**** Dataset records

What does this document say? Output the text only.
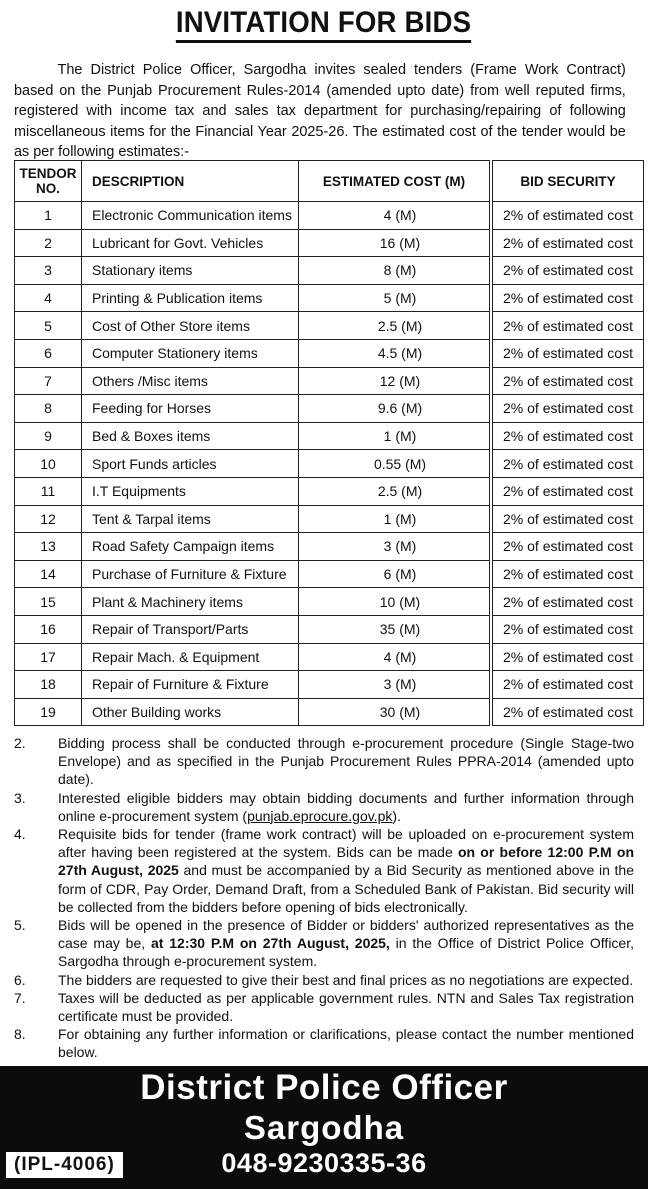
INVITATION FOR BIDS
The District Police Officer, Sargodha invites sealed tenders (Frame Work Contract) based on the Punjab Procurement Rules-2014 (amended upto date) from well reputed firms, registered with income tax and sales tax department for purchasing/repairing of following miscellaneous items for the Financial Year 2025-26. The estimated cost of the tender would be as per following estimates:-
TENDOR
NO.	DESCRIPTION	ESTIMATED COST (M)	BID SECURITY
1	Electronic Communication items	4 (M)	2% of estimated cost
2	Lubricant for Govt. Vehicles	16 (M)	2% of estimated cost
3	Stationary items	8 (M)	2% of estimated cost
4	Printing & Publication items	5 (M)	2% of estimated cost
5	Cost of Other Store items	2.5 (M)	2% of estimated cost
6	Computer Stationery items	4.5 (M)	2% of estimated cost
7	Others /Misc items	12 (M)	2% of estimated cost
8	Feeding for Horses	9.6 (M)	2% of estimated cost
9	Bed & Boxes items	1 (M)	2% of estimated cost
10	Sport Funds articles	0.55 (M)	2% of estimated cost
11	I.T Equipments	2.5 (M)	2% of estimated cost
12	Tent & Tarpal items	1 (M)	2% of estimated cost
13	Road Safety Campaign items	3 (M)	2% of estimated cost
14	Purchase of Furniture & Fixture	6 (M)	2% of estimated cost
15	Plant & Machinery items	10 (M)	2% of estimated cost
16	Repair of Transport/Parts	35 (M)	2% of estimated cost
17	Repair Mach. & Equipment	4 (M)	2% of estimated cost
18	Repair of Furniture & Fixture	3 (M)	2% of estimated cost
19	Other Building works	30 (M)	2% of estimated cost
2.	Bidding process shall be conducted through e-procurement procedure (Single Stage-two Envelope) and as specified in the Punjab Procurement Rules PPRA-2014 (amended upto date).
3.	Interested eligible bidders may obtain bidding documents and further information through online e-procurement system (punjab.eprocure.gov.pk).
4.	Requisite bids for tender (frame work contract) will be uploaded on e-procurement system after having been registered at the system. Bids can be made on or before 12:00 P.M on 27th August, 2025 and must be accompanied by a Bid Security as mentioned above in the form of CDR, Pay Order, Demand Draft, from a Scheduled Bank of Pakistan. Bid security will be collected from the bidders before opening of bids electronically.
5.	Bids will be opened in the presence of Bidder or bidders' authorized representatives as the case may be, at 12:30 P.M on 27th August, 2025, in the Office of District Police Officer, Sargodha through e-procurement system.
6.	The bidders are requested to give their best and final prices as no negotiations are expected.
7.	Taxes will be deducted as per applicable government rules. NTN and Sales Tax registration certificate must be provided.
8.	For obtaining any further information or clarifications, please contact the number mentioned below.
District Police Officer
Sargodha
048-9230335-36
(IPL-4006)
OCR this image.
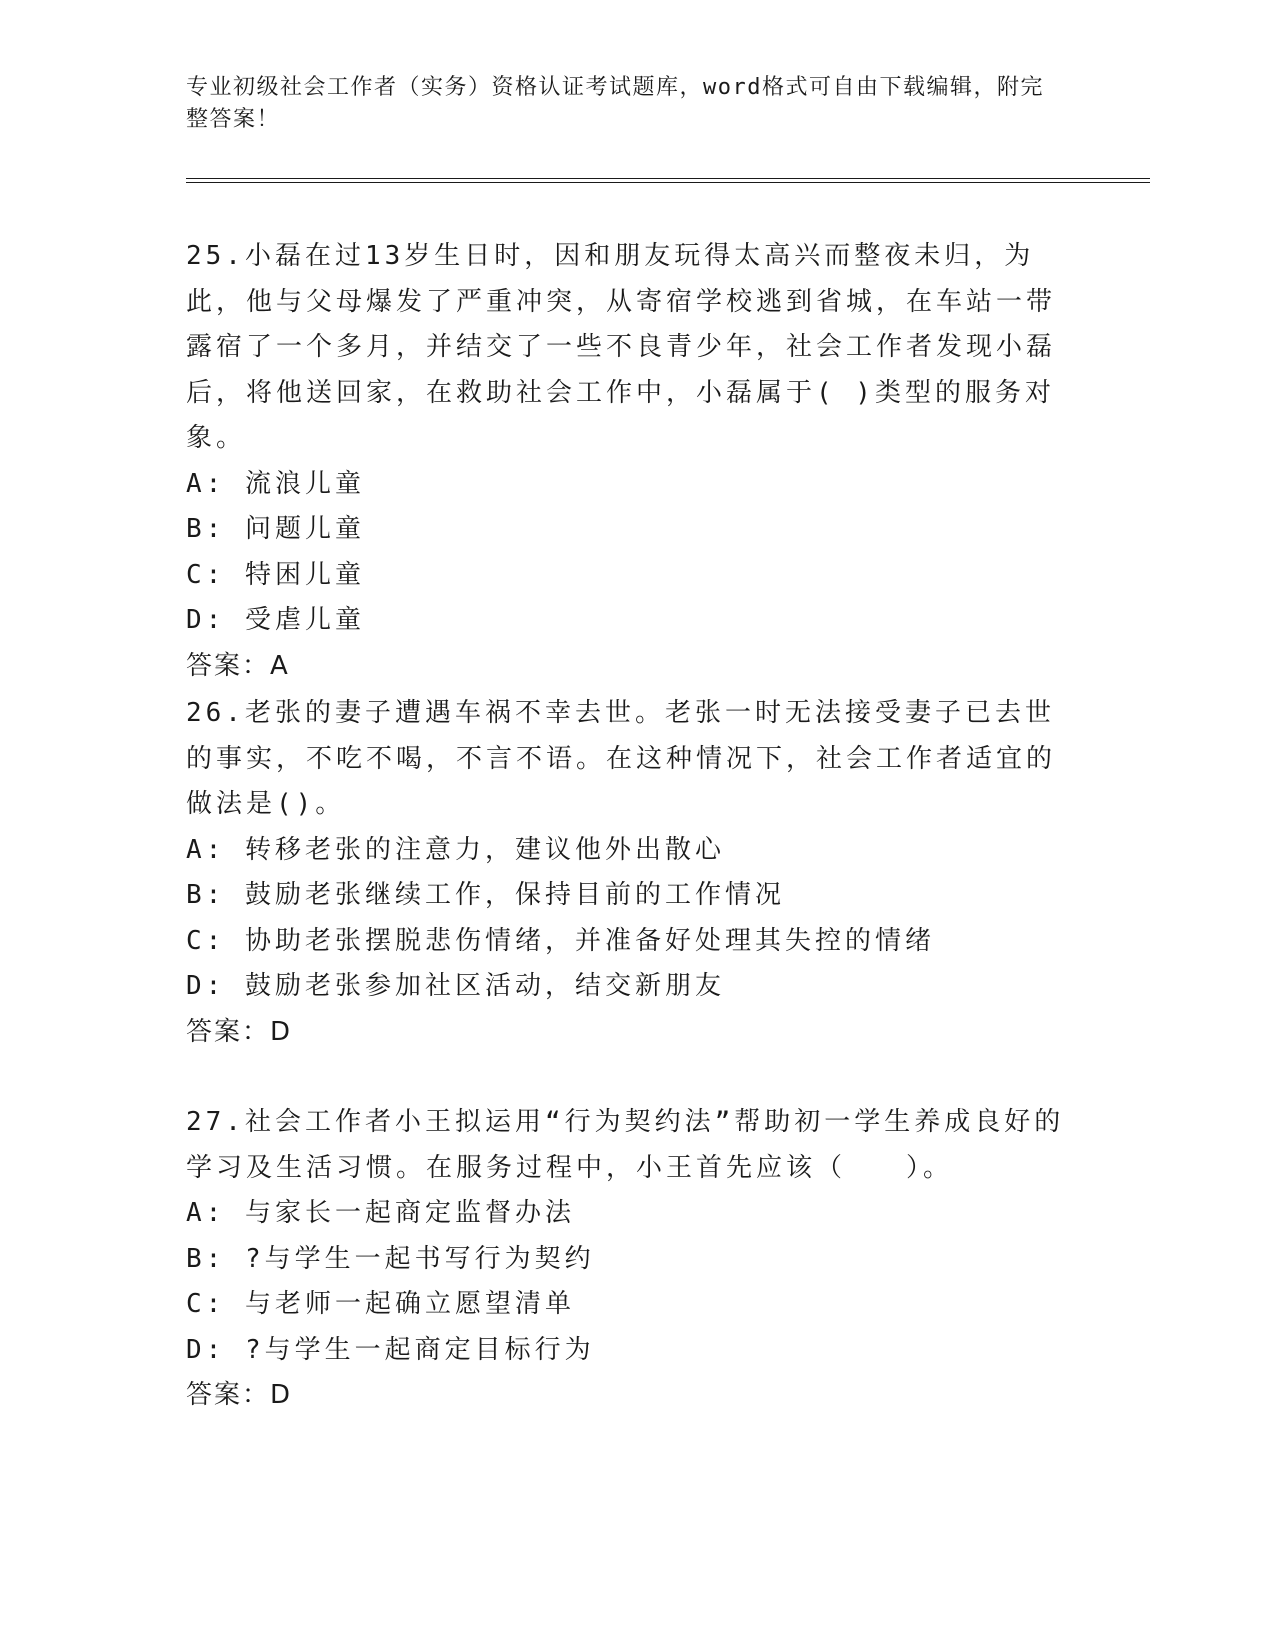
专业初级社会工作者（实务）资格认证考试题库，word格式可自由下载编辑，附完整答案！

25.小磊在过13岁生日时，因和朋友玩得太高兴而整夜未归，为此，他与父母爆发了严重冲突，从寄宿学校逃到省城，在车站一带露宿了一个多月，并结交了一些不良青少年，社会工作者发现小磊后，将他送回家，在救助社会工作中，小磊属于( )类型的服务对象。

A: 流浪儿童

B: 问题儿童

C: 特困儿童

D: 受虐儿童

答案：A

26.老张的妻子遭遇车祸不幸去世。老张一时无法接受妻子已去世的事实，不吃不喝，不言不语。在这种情况下，社会工作者适宜的做法是()。

A: 转移老张的注意力，建议他外出散心

B: 鼓励老张继续工作，保持目前的工作情况

C: 协助老张摆脱悲伤情绪，并准备好处理其失控的情绪

D: 鼓励老张参加社区活动，结交新朋友

答案：D

27.社会工作者小王拟运用“行为契约法”帮助初一学生养成良好的学习及生活习惯。在服务过程中，小王首先应该（　　）。

A: 与家长一起商定监督办法

B: ?与学生一起书写行为契约

C: 与老师一起确立愿望清单

D: ?与学生一起商定目标行为

答案：D
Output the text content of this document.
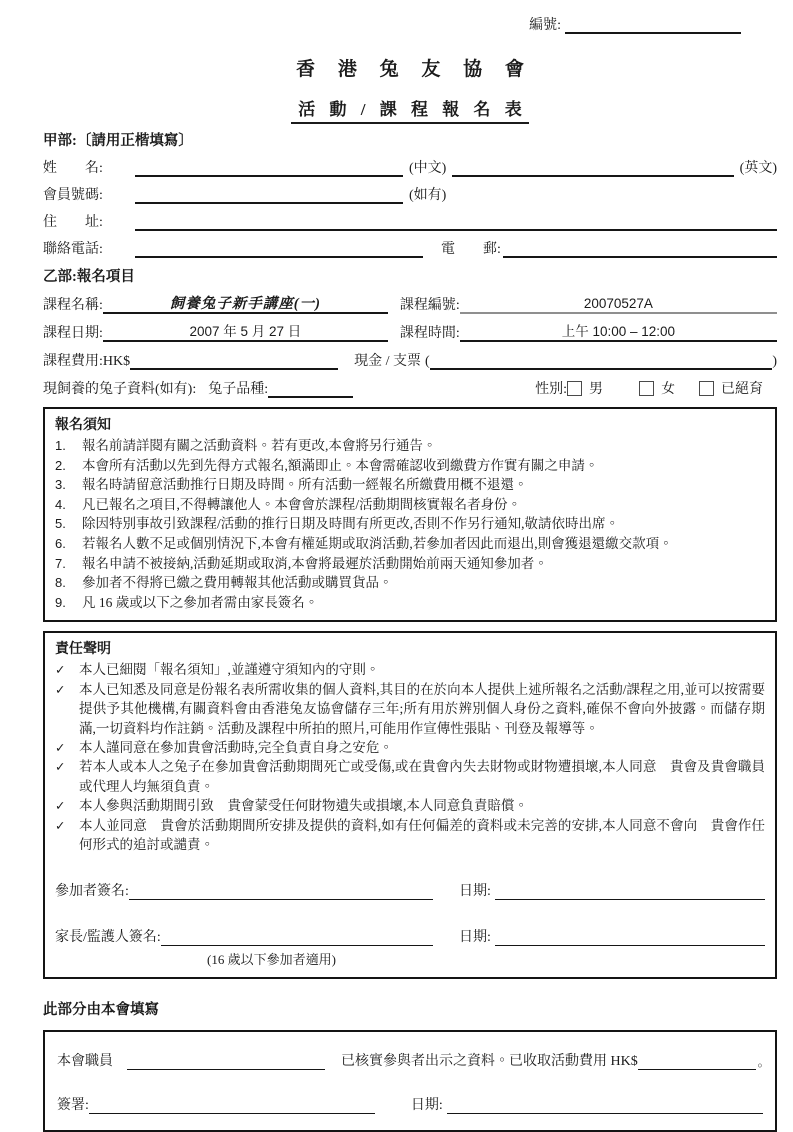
編號:
香 港 兔 友 協 會
活 動 / 課 程 報 名 表
甲部:〔請用正楷填寫〕
姓　　名:	(中文)	(英文)
會員號碼:	(如有)
住　　址:
聯絡電話:	電　　郵:
乙部:報名項目
課程名稱:	飼養兔子新手講座(一)	課程編號:	20070527A
課程日期:	2007 年 5 月 27 日	課程時間:	上午 10:00 – 12:00
課程費用:HK$	現金 / 支票 (	)
現飼養的兔子資料(如有): 兔子品種:	性別: 男	女	已絕育
報名須知
1.	報名前請詳閱有關之活動資料。若有更改,本會將另行通告。
2.	本會所有活動以先到先得方式報名,額滿即止。本會需確認收到繳費方作實有關之申請。
3.	報名時請留意活動推行日期及時間。所有活動一經報名所繳費用概不退還。
4.	凡已報名之項目,不得轉讓他人。本會會於課程/活動期間核實報名者身份。
5.	除因特別事故引致課程/活動的推行日期及時間有所更改,否則不作另行通知,敬請依時出席。
6.	若報名人數不足或個別情況下,本會有權延期或取消活動,若參加者因此而退出,則會獲退還繳交款項。
7.	報名申請不被接納,活動延期或取消,本會將最遲於活動開始前兩天通知參加者。
8.	參加者不得將已繳之費用轉報其他活動或購買貨品。
9.	凡 16 歲或以下之參加者需由家長簽名。
責任聲明
✓	本人已細閱「報名須知」,並謹遵守須知內的守則。
✓	本人已知悉及同意是份報名表所需收集的個人資料,其目的在於向本人提供上述所報名之活動/課程之用,並可以按需要提供予其他機構,有關資料會由香港兔友協會儲存三年;所有用於辨別個人身份之資料,確保不會向外披露。而儲存期滿,一切資料均作註銷。活動及課程中所拍的照片,可能用作宣傳性張貼、刊登及報導等。
✓	本人謹同意在參加貴會活動時,完全負責自身之安危。
✓	若本人或本人之兔子在參加貴會活動期間死亡或受傷,或在貴會內失去財物或財物遭損壞,本人同意　貴會及貴會職員或代理人均無須負責。
✓	本人參與活動期間引致　貴會蒙受任何財物遺失或損壞,本人同意負責賠償。
✓	本人並同意　貴會於活動期間所安排及提供的資料,如有任何偏差的資料或未完善的安排,本人同意不會向　貴會作任何形式的追討或譴責。
參加者簽名:	日期:
家長/監護人簽名:	日期:
(16 歲以下參加者適用)
此部分由本會填寫
本會職員	已核實參與者出示之資料。已收取活動費用 HK$	。
簽署:	日期:
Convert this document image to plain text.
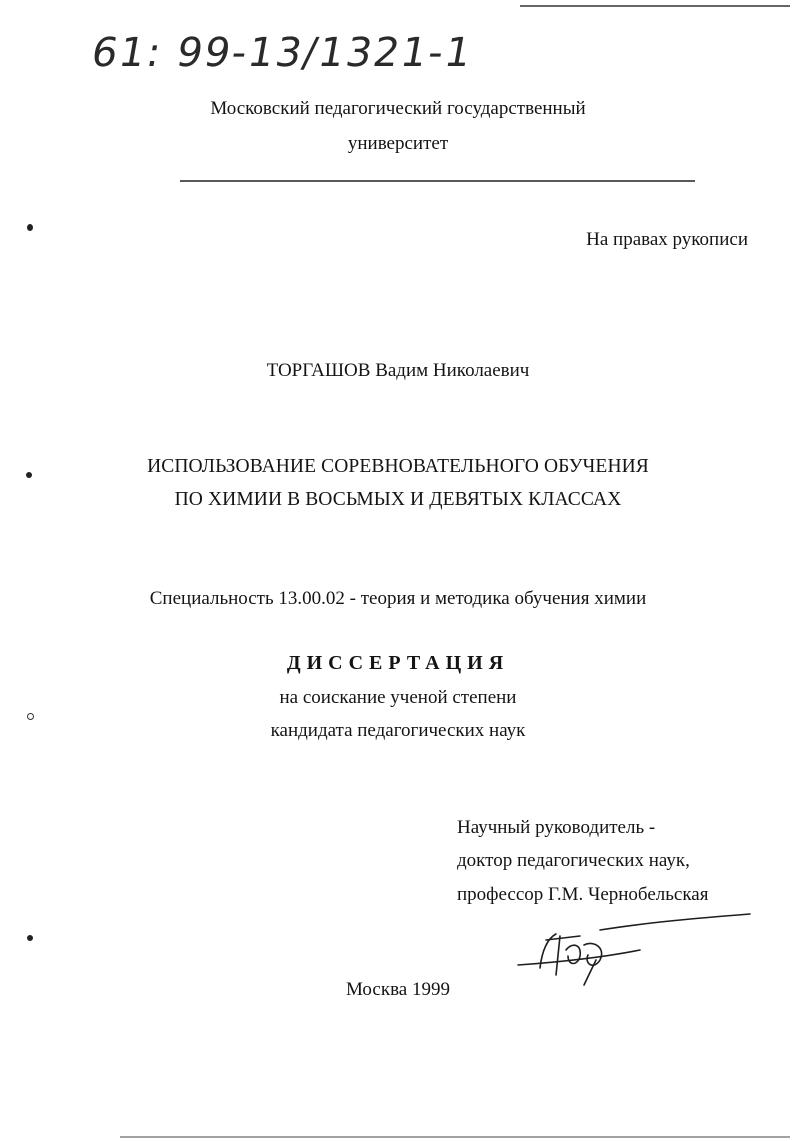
61: 99-13/1321-1
Московский педагогический государственный
университет
На правах рукописи
ТОРГАШОВ Вадим Николаевич
ИСПОЛЬЗОВАНИЕ СОРЕВНОВАТЕЛЬНОГО ОБУЧЕНИЯ
ПО ХИМИИ В ВОСЬМЫХ И ДЕВЯТЫХ КЛАССАХ
Специальность 13.00.02 - теория и методика обучения химии
ДИССЕРТАЦИЯ
на соискание ученой степени
кандидата педагогических наук
Научный руководитель -
доктор педагогических наук,
профессор Г.М. Чернобельская
Москва 1999
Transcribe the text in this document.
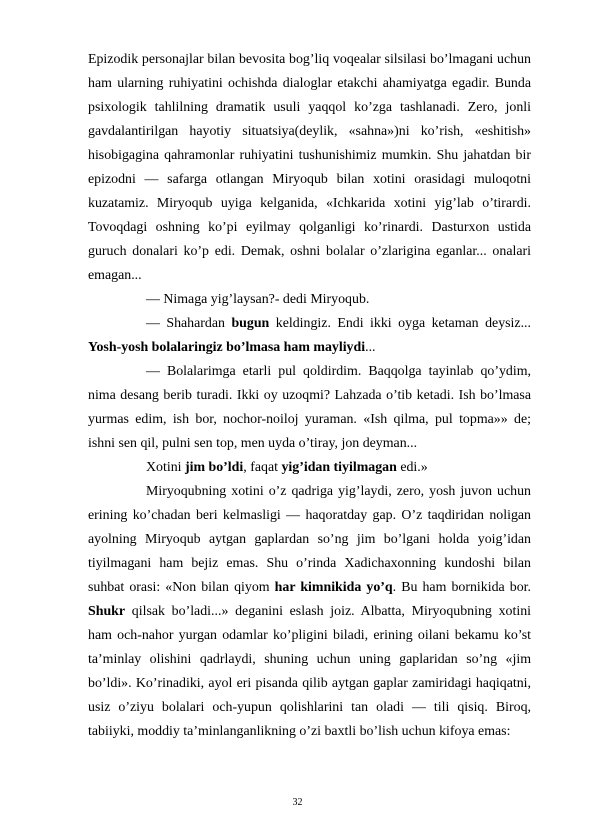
Epizodik personajlar bilan bevosita bog’liq voqealar silsilasi bo’lmagani uchun ham ularning ruhiyatini ochishda dialoglar etakchi ahamiyatga egadir. Bunda psixologik tahlilning dramatik usuli yaqqol ko’zga tashlanadi. Zero, jonli gavdalantirilgan hayotiy situatsiya(deylik, «sahna»)ni ko’rish, «eshitish» hisobigagina qahramonlar ruhiyatini tushunishimiz mumkin. Shu jahatdan bir epizodni — safarga otlangan Miryoqub bilan xotini orasidagi muloqotni kuzatamiz. Miryoqub uyiga kelganida, «Ichkarida xotini yig’lab o’tirardi. Tovoqdagi oshning ko’pi eyilmay qolganligi ko’rinardi. Dasturxon ustida guruch donalari ko’p edi. Demak, oshni bolalar o’zlarigina eganlar... onalari emagan...

— Nimaga yig’laysan?- dedi Miryoqub.

— Shahardan bugun keldingiz. Endi ikki oyga ketaman deysiz... Yosh-yosh bolalaringiz bo’lmasa ham mayliydi...

— Bolalarimga etarli pul qoldirdim. Baqqolga tayinlab qo’ydim, nima desang berib turadi. Ikki oy uzoqmi? Lahzada o’tib ketadi. Ish bo’lmasa yurmas edim, ish bor, nochor-noiloj yuraman. «Ish qilma, pul topma»» de; ishni sen qil, pulni sen top, men uyda o’tiray, jon deyman...

Xotini jim bo’ldi, faqat yig’idan tiyilmagan edi.»

Miryoqubning xotini o’z qadriga yig’laydi, zero, yosh juvon uchun erining ko’chadan beri kelmasligi — haqoratday gap. O’z taqdiridan noligan ayolning Miryoqub aytgan gaplardan so’ng jim bo’lgani holda yoig’idan tiyilmagani ham bejiz emas. Shu o’rinda Xadichaxonning kundoshi bilan suhbat orasi: «Non bilan qiyom har kimnikida yo’q. Bu ham bornikida bor. Shukr qilsak bo’ladi...» deganini eslash joiz. Albatta, Miryoqubning xotini ham och-nahor yurgan odamlar ko’pligini biladi, erining oilani bekamu ko’st ta’minlay olishini qadrlaydi, shuning uchun uning gaplaridan so’ng «jim bo’ldi». Ko’rinadiki, ayol eri pisanda qilib aytgan gaplar zamiridagi haqiqatni, usiz o’ziyu bolalari och-yupun qolishlarini tan oladi — tili qisiq. Biroq, tabiiyki, moddiy ta’minlanganlikning o’zi baxtli bo’lish uchun kifoya emas:

32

********

**Written problem:**
Show each line holding the word "further".

**Answer to the problem:**
3.	Interested eligible bidders may obtain bidding documents and further information through online e-procurement system (punjab.eprocure.gov.pk).
8.	For obtaining any further information or clarifications, please contact the number mentioned below.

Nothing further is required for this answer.